## Goal of the exercise
Leave out pictures; repeat exactly the lines from the "Extract the structured" line through the last of the data below.

(Recorded data)
● ● ● ● ● ● ●

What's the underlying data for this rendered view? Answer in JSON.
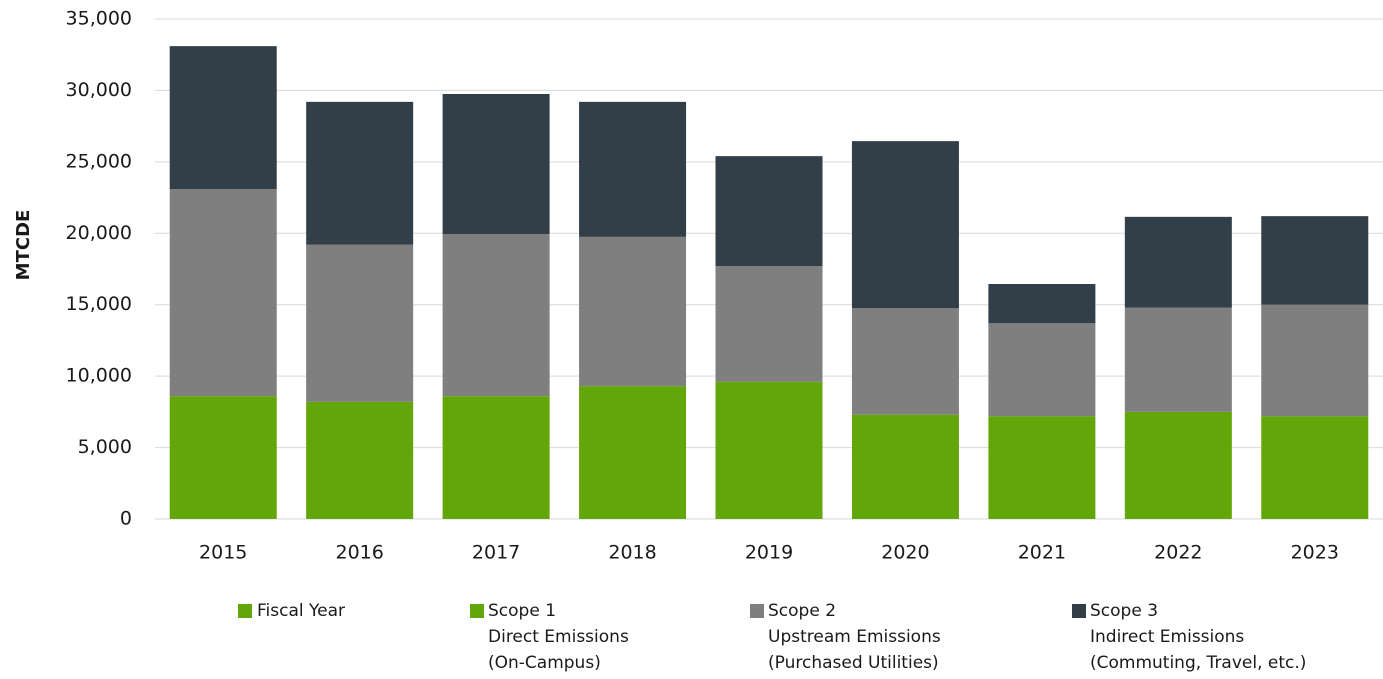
{
  "chart_data": {
    "type": "stacked_bar",
    "ylabel": "MTCDE",
    "xlabel": "Fiscal Year",
    "xlabel_color": "#62a60a",
    "categories": [
      "2015",
      "2016",
      "2017",
      "2018",
      "2019",
      "2020",
      "2021",
      "2022",
      "2023"
    ],
    "series": [
      {
        "name": "Scope 1",
        "description": [
          "Direct Emissions",
          "(On-Campus)"
        ],
        "color": "#62a60a",
        "values": [
          8600,
          8200,
          8600,
          9300,
          9600,
          7300,
          7200,
          7500,
          7200
        ]
      },
      {
        "name": "Scope 2",
        "description": [
          "Upstream Emissions",
          "(Purchased Utilities)"
        ],
        "color": "#7f7f7f",
        "values": [
          14500,
          11000,
          11350,
          10450,
          8100,
          7450,
          6500,
          7300,
          7800
        ]
      },
      {
        "name": "Scope 3",
        "description": [
          "Indirect Emissions",
          "(Commuting, Travel, etc.)"
        ],
        "color": "#323e48",
        "values": [
          10000,
          10000,
          9800,
          9450,
          7700,
          11700,
          2750,
          6350,
          6200
        ]
      }
    ],
    "ylim": [
      0,
      35000
    ],
    "yticks": [
      0,
      {
        "value": 5000,
        "label": "5,000"
      },
      {
        "value": 10000,
        "label": "10,000"
      },
      {
        "value": 15000,
        "label": "15,000"
      },
      {
        "value": 20000,
        "label": "20,000"
      },
      {
        "value": 25000,
        "label": "25,000"
      },
      {
        "value": 30000,
        "label": "30,000"
      },
      {
        "value": 35000,
        "label": "35,000"
      }
    ],
    "grid": true
  }
}
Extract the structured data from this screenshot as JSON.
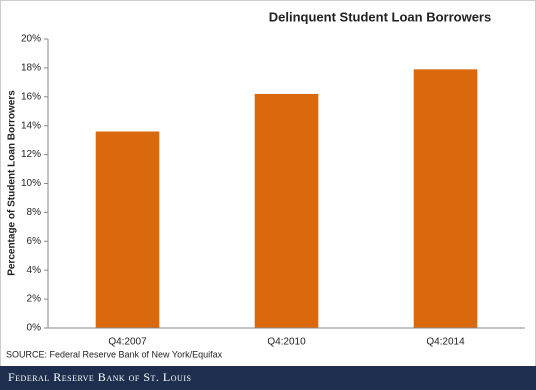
{
  "chart_data": {
    "type": "bar",
    "title": "Delinquent Student Loan Borrowers",
    "y_label": "Percentage of Student Loan Borrowers",
    "categories": [
      "Q4:2007",
      "Q4:2010",
      "Q4:2014"
    ],
    "values": [
      13.6,
      16.2,
      17.9
    ],
    "color": "#d9690c",
    "ylim": [
      0,
      20
    ],
    "yticks": [
      {
        "value": 0,
        "label": "0%"
      },
      {
        "value": 2,
        "label": "2%"
      },
      {
        "value": 4,
        "label": "4%"
      },
      {
        "value": 6,
        "label": "6%"
      },
      {
        "value": 8,
        "label": "8%"
      },
      {
        "value": 10,
        "label": "10%"
      },
      {
        "value": 12,
        "label": "12%"
      },
      {
        "value": 14,
        "label": "14%"
      },
      {
        "value": 16,
        "label": "16%"
      },
      {
        "value": 18,
        "label": "18%"
      },
      {
        "value": 20,
        "label": "20%"
      }
    ],
    "grid": false,
    "source": "SOURCE: Federal Reserve Bank of New York/Equifax"
  },
  "footer": "Federal Reserve Bank of St. Louis"
}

● ● ● ● ● ● ●

## Solution for this task
Extract the structured data from this screenshot as JSON.
{
  "chart_data": {
    "type": "bar",
    "title": "Delinquent Student Loan Borrowers",
    "y_label": "Percentage of Student Loan Borrowers",
    "categories": [
      "Q4:2007",
      "Q4:2010",
      "Q4:2014"
    ],
    "values": [
      13.6,
      16.2,
      17.9
    ],
    "color": "#d9690c",
    "ylim": [
      0,
      20
    ],
    "yticks": [
      {
        "value": 0,
        "label": "0%"
      },
      {
        "value": 2,
        "label": "2%"
      },
      {
        "value": 4,
        "label": "4%"
      },
      {
        "value": 6,
        "label": "6%"
      },
      {
        "value": 8,
        "label": "8%"
      },
      {
        "value": 10,
        "label": "10%"
      },
      {
        "value": 12,
        "label": "12%"
      },
      {
        "value": 14,
        "label": "14%"
      },
      {
        "value": 16,
        "label": "16%"
      },
      {
        "value": 18,
        "label": "18%"
      },
      {
        "value": 20,
        "label": "20%"
      }
    ],
    "grid": false,
    "source": "SOURCE: Federal Reserve Bank of New York/Equifax"
  },
  "footer": "Federal Reserve Bank of St. Louis"
}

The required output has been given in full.